Leave out the pictures and copy everything else in the entries exactly.
<<<<
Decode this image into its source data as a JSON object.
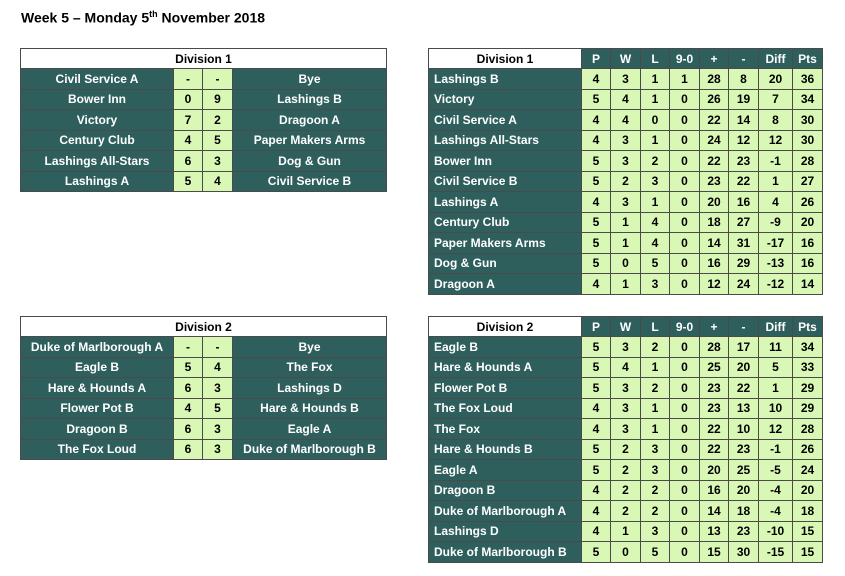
{
  "title": {
    "prefix": "Week 5 – Monday 5",
    "sup": "th",
    "suffix": " November 2018"
  },
  "fixtures": [
    {
      "heading": "Division 1",
      "rows": [
        {
          "home": "Civil Service A",
          "hs": "-",
          "as": "-",
          "away": "Bye"
        },
        {
          "home": "Bower Inn",
          "hs": "0",
          "as": "9",
          "away": "Lashings B"
        },
        {
          "home": "Victory",
          "hs": "7",
          "as": "2",
          "away": "Dragoon A"
        },
        {
          "home": "Century Club",
          "hs": "4",
          "as": "5",
          "away": "Paper Makers Arms"
        },
        {
          "home": "Lashings All-Stars",
          "hs": "6",
          "as": "3",
          "away": "Dog & Gun"
        },
        {
          "home": "Lashings A",
          "hs": "5",
          "as": "4",
          "away": "Civil Service B"
        }
      ]
    },
    {
      "heading": "Division 2",
      "rows": [
        {
          "home": "Duke of Marlborough A",
          "hs": "-",
          "as": "-",
          "away": "Bye"
        },
        {
          "home": "Eagle B",
          "hs": "5",
          "as": "4",
          "away": "The Fox"
        },
        {
          "home": "Hare & Hounds A",
          "hs": "6",
          "as": "3",
          "away": "Lashings D"
        },
        {
          "home": "Flower Pot B",
          "hs": "4",
          "as": "5",
          "away": "Hare & Hounds B"
        },
        {
          "home": "Dragoon B",
          "hs": "6",
          "as": "3",
          "away": "Eagle A"
        },
        {
          "home": "The Fox Loud",
          "hs": "6",
          "as": "3",
          "away": "Duke of Marlborough B"
        }
      ]
    }
  ],
  "standings": [
    {
      "heading": "Division 1",
      "columns": [
        "P",
        "W",
        "L",
        "9-0",
        "+",
        "-",
        "Diff",
        "Pts"
      ],
      "rows": [
        [
          "Lashings B",
          "4",
          "3",
          "1",
          "1",
          "28",
          "8",
          "20",
          "36"
        ],
        [
          "Victory",
          "5",
          "4",
          "1",
          "0",
          "26",
          "19",
          "7",
          "34"
        ],
        [
          "Civil Service A",
          "4",
          "4",
          "0",
          "0",
          "22",
          "14",
          "8",
          "30"
        ],
        [
          "Lashings All-Stars",
          "4",
          "3",
          "1",
          "0",
          "24",
          "12",
          "12",
          "30"
        ],
        [
          "Bower Inn",
          "5",
          "3",
          "2",
          "0",
          "22",
          "23",
          "-1",
          "28"
        ],
        [
          "Civil Service B",
          "5",
          "2",
          "3",
          "0",
          "23",
          "22",
          "1",
          "27"
        ],
        [
          "Lashings A",
          "4",
          "3",
          "1",
          "0",
          "20",
          "16",
          "4",
          "26"
        ],
        [
          "Century Club",
          "5",
          "1",
          "4",
          "0",
          "18",
          "27",
          "-9",
          "20"
        ],
        [
          "Paper Makers Arms",
          "5",
          "1",
          "4",
          "0",
          "14",
          "31",
          "-17",
          "16"
        ],
        [
          "Dog & Gun",
          "5",
          "0",
          "5",
          "0",
          "16",
          "29",
          "-13",
          "16"
        ],
        [
          "Dragoon A",
          "4",
          "1",
          "3",
          "0",
          "12",
          "24",
          "-12",
          "14"
        ]
      ]
    },
    {
      "heading": "Division 2",
      "columns": [
        "P",
        "W",
        "L",
        "9-0",
        "+",
        "-",
        "Diff",
        "Pts"
      ],
      "rows": [
        [
          "Eagle B",
          "5",
          "3",
          "2",
          "0",
          "28",
          "17",
          "11",
          "34"
        ],
        [
          "Hare & Hounds A",
          "5",
          "4",
          "1",
          "0",
          "25",
          "20",
          "5",
          "33"
        ],
        [
          "Flower Pot B",
          "5",
          "3",
          "2",
          "0",
          "23",
          "22",
          "1",
          "29"
        ],
        [
          "The Fox Loud",
          "4",
          "3",
          "1",
          "0",
          "23",
          "13",
          "10",
          "29"
        ],
        [
          "The Fox",
          "4",
          "3",
          "1",
          "0",
          "22",
          "10",
          "12",
          "28"
        ],
        [
          "Hare & Hounds B",
          "5",
          "2",
          "3",
          "0",
          "22",
          "23",
          "-1",
          "26"
        ],
        [
          "Eagle A",
          "5",
          "2",
          "3",
          "0",
          "20",
          "25",
          "-5",
          "24"
        ],
        [
          "Dragoon B",
          "4",
          "2",
          "2",
          "0",
          "16",
          "20",
          "-4",
          "20"
        ],
        [
          "Duke of Marlborough A",
          "4",
          "2",
          "2",
          "0",
          "14",
          "18",
          "-4",
          "18"
        ],
        [
          "Lashings D",
          "4",
          "1",
          "3",
          "0",
          "13",
          "23",
          "-10",
          "15"
        ],
        [
          "Duke of Marlborough B",
          "5",
          "0",
          "5",
          "0",
          "15",
          "30",
          "-15",
          "15"
        ]
      ]
    }
  ],
  "colors": {
    "dark": "#2f5f5d",
    "light": "#d9f7b5"
  }
}
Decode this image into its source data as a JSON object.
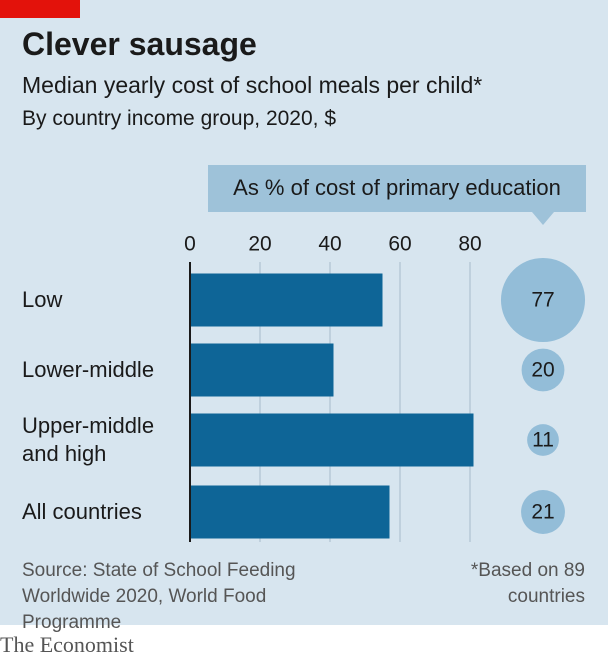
{
  "chart_data": {
    "type": "bar",
    "title": "Clever sausage",
    "subtitle": "Median yearly cost of school meals per child*",
    "description": "By country income group, 2020, $",
    "categories": [
      "Low",
      "Lower-middle",
      "Upper-middle and high",
      "All countries"
    ],
    "values": [
      55,
      41,
      81,
      57
    ],
    "color": "#0e6597",
    "xlim": [
      0,
      90
    ],
    "xticks": [
      0,
      20,
      40,
      60,
      80
    ],
    "grid": true,
    "bubble": {
      "label": "As % of cost of primary education",
      "values": [
        77,
        20,
        11,
        21
      ],
      "color": "#93bdd8"
    },
    "source": "Source: State of School Feeding Worldwide 2020, World Food Programme",
    "footnote": "*Based on 89 countries",
    "brand": "The Economist"
  }
}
>>>>
**TASK OUTPUT:**
Decode this image into its source data as a JSON object.
{
  "title": {
    "prefix": "Week 5 – Monday 5",
    "sup": "th",
    "suffix": " November 2018"
  },
  "fixtures": [
    {
      "heading": "Division 1",
      "rows": [
        {
          "home": "Civil Service A",
          "hs": "-",
          "as": "-",
          "away": "Bye"
        },
        {
          "home": "Bower Inn",
          "hs": "0",
          "as": "9",
          "away": "Lashings B"
        },
        {
          "home": "Victory",
          "hs": "7",
          "as": "2",
          "away": "Dragoon A"
        },
        {
          "home": "Century Club",
          "hs": "4",
          "as": "5",
          "away": "Paper Makers Arms"
        },
        {
          "home": "Lashings All-Stars",
          "hs": "6",
          "as": "3",
          "away": "Dog & Gun"
        },
        {
          "home": "Lashings A",
          "hs": "5",
          "as": "4",
          "away": "Civil Service B"
        }
      ]
    },
    {
      "heading": "Division 2",
      "rows": [
        {
          "home": "Duke of Marlborough A",
          "hs": "-",
          "as": "-",
          "away": "Bye"
        },
        {
          "home": "Eagle B",
          "hs": "5",
          "as": "4",
          "away": "The Fox"
        },
        {
          "home": "Hare & Hounds A",
          "hs": "6",
          "as": "3",
          "away": "Lashings D"
        },
        {
          "home": "Flower Pot B",
          "hs": "4",
          "as": "5",
          "away": "Hare & Hounds B"
        },
        {
          "home": "Dragoon B",
          "hs": "6",
          "as": "3",
          "away": "Eagle A"
        },
        {
          "home": "The Fox Loud",
          "hs": "6",
          "as": "3",
          "away": "Duke of Marlborough B"
        }
      ]
    }
  ],
  "standings": [
    {
      "heading": "Division 1",
      "columns": [
        "P",
        "W",
        "L",
        "9-0",
        "+",
        "-",
        "Diff",
        "Pts"
      ],
      "rows": [
        [
          "Lashings B",
          "4",
          "3",
          "1",
          "1",
          "28",
          "8",
          "20",
          "36"
        ],
        [
          "Victory",
          "5",
          "4",
          "1",
          "0",
          "26",
          "19",
          "7",
          "34"
        ],
        [
          "Civil Service A",
          "4",
          "4",
          "0",
          "0",
          "22",
          "14",
          "8",
          "30"
        ],
        [
          "Lashings All-Stars",
          "4",
          "3",
          "1",
          "0",
          "24",
          "12",
          "12",
          "30"
        ],
        [
          "Bower Inn",
          "5",
          "3",
          "2",
          "0",
          "22",
          "23",
          "-1",
          "28"
        ],
        [
          "Civil Service B",
          "5",
          "2",
          "3",
          "0",
          "23",
          "22",
          "1",
          "27"
        ],
        [
          "Lashings A",
          "4",
          "3",
          "1",
          "0",
          "20",
          "16",
          "4",
          "26"
        ],
        [
          "Century Club",
          "5",
          "1",
          "4",
          "0",
          "18",
          "27",
          "-9",
          "20"
        ],
        [
          "Paper Makers Arms",
          "5",
          "1",
          "4",
          "0",
          "14",
          "31",
          "-17",
          "16"
        ],
        [
          "Dog & Gun",
          "5",
          "0",
          "5",
          "0",
          "16",
          "29",
          "-13",
          "16"
        ],
        [
          "Dragoon A",
          "4",
          "1",
          "3",
          "0",
          "12",
          "24",
          "-12",
          "14"
        ]
      ]
    },
    {
      "heading": "Division 2",
      "columns": [
        "P",
        "W",
        "L",
        "9-0",
        "+",
        "-",
        "Diff",
        "Pts"
      ],
      "rows": [
        [
          "Eagle B",
          "5",
          "3",
          "2",
          "0",
          "28",
          "17",
          "11",
          "34"
        ],
        [
          "Hare & Hounds A",
          "5",
          "4",
          "1",
          "0",
          "25",
          "20",
          "5",
          "33"
        ],
        [
          "Flower Pot B",
          "5",
          "3",
          "2",
          "0",
          "23",
          "22",
          "1",
          "29"
        ],
        [
          "The Fox Loud",
          "4",
          "3",
          "1",
          "0",
          "23",
          "13",
          "10",
          "29"
        ],
        [
          "The Fox",
          "4",
          "3",
          "1",
          "0",
          "22",
          "10",
          "12",
          "28"
        ],
        [
          "Hare & Hounds B",
          "5",
          "2",
          "3",
          "0",
          "22",
          "23",
          "-1",
          "26"
        ],
        [
          "Eagle A",
          "5",
          "2",
          "3",
          "0",
          "20",
          "25",
          "-5",
          "24"
        ],
        [
          "Dragoon B",
          "4",
          "2",
          "2",
          "0",
          "16",
          "20",
          "-4",
          "20"
        ],
        [
          "Duke of Marlborough A",
          "4",
          "2",
          "2",
          "0",
          "14",
          "18",
          "-4",
          "18"
        ],
        [
          "Lashings D",
          "4",
          "1",
          "3",
          "0",
          "13",
          "23",
          "-10",
          "15"
        ],
        [
          "Duke of Marlborough B",
          "5",
          "0",
          "5",
          "0",
          "15",
          "30",
          "-15",
          "15"
        ]
      ]
    }
  ],
  "colors": {
    "dark": "#2f5f5d",
    "light": "#d9f7b5"
  }
}
Decode this image into its source data as a JSON object.
{
  "chart_data": {
    "type": "bar",
    "title": "Clever sausage",
    "subtitle": "Median yearly cost of school meals per child*",
    "description": "By country income group, 2020, $",
    "categories": [
      "Low",
      "Lower-middle",
      "Upper-middle and high",
      "All countries"
    ],
    "values": [
      55,
      41,
      81,
      57
    ],
    "color": "#0e6597",
    "xlim": [
      0,
      90
    ],
    "xticks": [
      0,
      20,
      40,
      60,
      80
    ],
    "grid": true,
    "bubble": {
      "label": "As % of cost of primary education",
      "values": [
        77,
        20,
        11,
        21
      ],
      "color": "#93bdd8"
    },
    "source": "Source: State of School Feeding Worldwide 2020, World Food Programme",
    "footnote": "*Based on 89 countries",
    "brand": "The Economist"
  }
}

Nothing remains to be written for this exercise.